(Stored records)
▬▬▬

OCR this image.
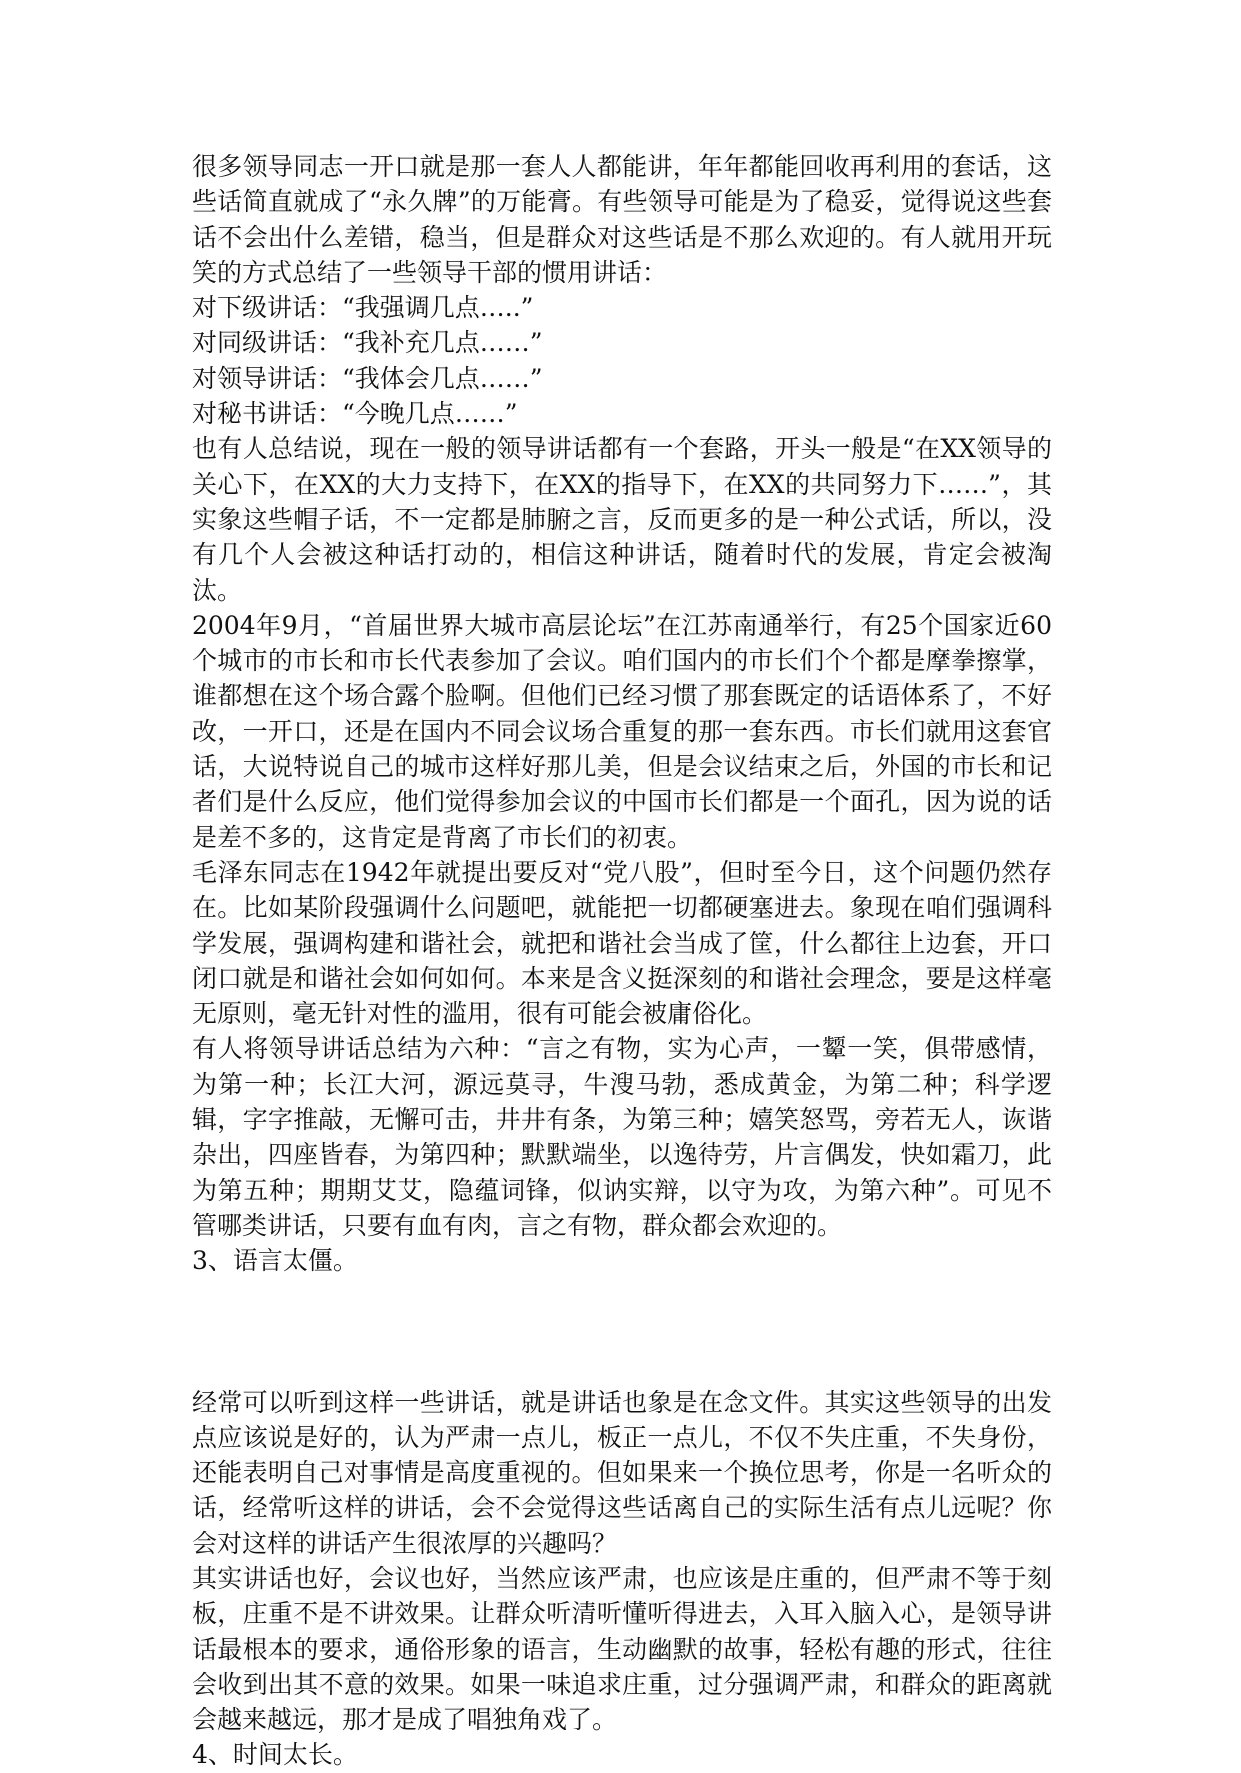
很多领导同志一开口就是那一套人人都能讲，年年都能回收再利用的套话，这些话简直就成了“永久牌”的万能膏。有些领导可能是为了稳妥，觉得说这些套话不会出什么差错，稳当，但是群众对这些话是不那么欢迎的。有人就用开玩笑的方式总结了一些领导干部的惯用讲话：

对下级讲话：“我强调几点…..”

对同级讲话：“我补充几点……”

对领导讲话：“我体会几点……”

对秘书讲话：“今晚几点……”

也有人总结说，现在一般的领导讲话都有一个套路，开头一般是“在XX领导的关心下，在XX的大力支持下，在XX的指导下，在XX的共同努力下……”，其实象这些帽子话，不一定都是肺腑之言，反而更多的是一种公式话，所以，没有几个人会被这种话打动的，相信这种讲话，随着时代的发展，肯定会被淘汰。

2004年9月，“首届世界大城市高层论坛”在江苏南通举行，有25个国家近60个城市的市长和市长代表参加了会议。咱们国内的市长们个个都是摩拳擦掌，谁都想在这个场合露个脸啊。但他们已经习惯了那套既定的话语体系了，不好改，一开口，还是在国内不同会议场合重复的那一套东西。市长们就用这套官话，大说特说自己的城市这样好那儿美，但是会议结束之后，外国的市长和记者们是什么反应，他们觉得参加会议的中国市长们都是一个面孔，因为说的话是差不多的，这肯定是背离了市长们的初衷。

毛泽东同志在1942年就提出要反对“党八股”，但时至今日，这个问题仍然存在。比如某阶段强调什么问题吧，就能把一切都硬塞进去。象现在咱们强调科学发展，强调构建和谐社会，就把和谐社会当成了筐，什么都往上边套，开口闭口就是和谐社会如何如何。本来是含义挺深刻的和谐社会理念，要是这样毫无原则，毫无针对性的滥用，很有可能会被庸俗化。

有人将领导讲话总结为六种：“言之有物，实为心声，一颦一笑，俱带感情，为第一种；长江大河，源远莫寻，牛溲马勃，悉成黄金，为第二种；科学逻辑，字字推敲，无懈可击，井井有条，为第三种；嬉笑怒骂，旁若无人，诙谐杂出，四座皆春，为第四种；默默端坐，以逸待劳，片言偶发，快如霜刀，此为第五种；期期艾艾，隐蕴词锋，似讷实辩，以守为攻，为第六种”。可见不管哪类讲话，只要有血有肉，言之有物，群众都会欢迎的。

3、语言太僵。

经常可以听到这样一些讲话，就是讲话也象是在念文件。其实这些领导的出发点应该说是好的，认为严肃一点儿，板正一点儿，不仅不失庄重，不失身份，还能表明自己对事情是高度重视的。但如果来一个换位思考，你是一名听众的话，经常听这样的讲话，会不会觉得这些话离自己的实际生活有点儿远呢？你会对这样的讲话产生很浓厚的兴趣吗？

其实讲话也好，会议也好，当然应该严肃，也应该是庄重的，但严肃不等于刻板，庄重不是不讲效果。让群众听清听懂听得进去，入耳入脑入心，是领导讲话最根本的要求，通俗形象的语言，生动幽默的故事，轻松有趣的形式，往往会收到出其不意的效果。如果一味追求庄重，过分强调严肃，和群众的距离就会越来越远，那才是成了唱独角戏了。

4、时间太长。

▬▬▬

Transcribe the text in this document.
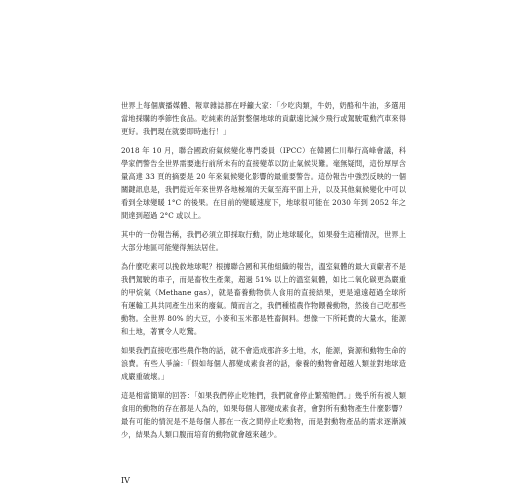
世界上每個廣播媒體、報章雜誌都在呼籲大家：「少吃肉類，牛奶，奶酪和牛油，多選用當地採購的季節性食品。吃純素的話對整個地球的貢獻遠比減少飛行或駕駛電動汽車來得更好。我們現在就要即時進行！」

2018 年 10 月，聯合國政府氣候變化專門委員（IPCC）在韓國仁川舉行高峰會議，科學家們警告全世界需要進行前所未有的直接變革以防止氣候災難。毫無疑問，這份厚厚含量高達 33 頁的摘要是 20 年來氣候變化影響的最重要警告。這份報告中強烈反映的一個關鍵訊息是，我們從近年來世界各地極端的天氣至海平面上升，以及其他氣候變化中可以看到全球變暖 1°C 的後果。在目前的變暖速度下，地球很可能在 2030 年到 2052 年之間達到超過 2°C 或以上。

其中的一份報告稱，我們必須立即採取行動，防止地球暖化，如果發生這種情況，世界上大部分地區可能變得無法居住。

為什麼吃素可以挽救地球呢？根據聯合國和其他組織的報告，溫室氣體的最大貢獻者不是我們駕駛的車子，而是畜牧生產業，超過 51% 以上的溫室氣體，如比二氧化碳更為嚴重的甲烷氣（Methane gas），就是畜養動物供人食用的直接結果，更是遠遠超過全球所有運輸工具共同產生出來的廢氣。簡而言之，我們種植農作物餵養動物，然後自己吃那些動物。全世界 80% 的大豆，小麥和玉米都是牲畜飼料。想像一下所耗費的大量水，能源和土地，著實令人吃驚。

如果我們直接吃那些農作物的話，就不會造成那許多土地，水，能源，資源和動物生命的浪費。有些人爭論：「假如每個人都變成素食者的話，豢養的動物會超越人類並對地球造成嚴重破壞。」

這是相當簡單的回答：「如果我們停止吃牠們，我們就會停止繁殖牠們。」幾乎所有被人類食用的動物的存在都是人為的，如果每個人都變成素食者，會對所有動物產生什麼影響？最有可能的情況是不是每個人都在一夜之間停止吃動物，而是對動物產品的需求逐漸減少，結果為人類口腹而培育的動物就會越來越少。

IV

▬▬▬

Directive: Count each line above in which the string "this" appears, then state only the total.

Full output: 2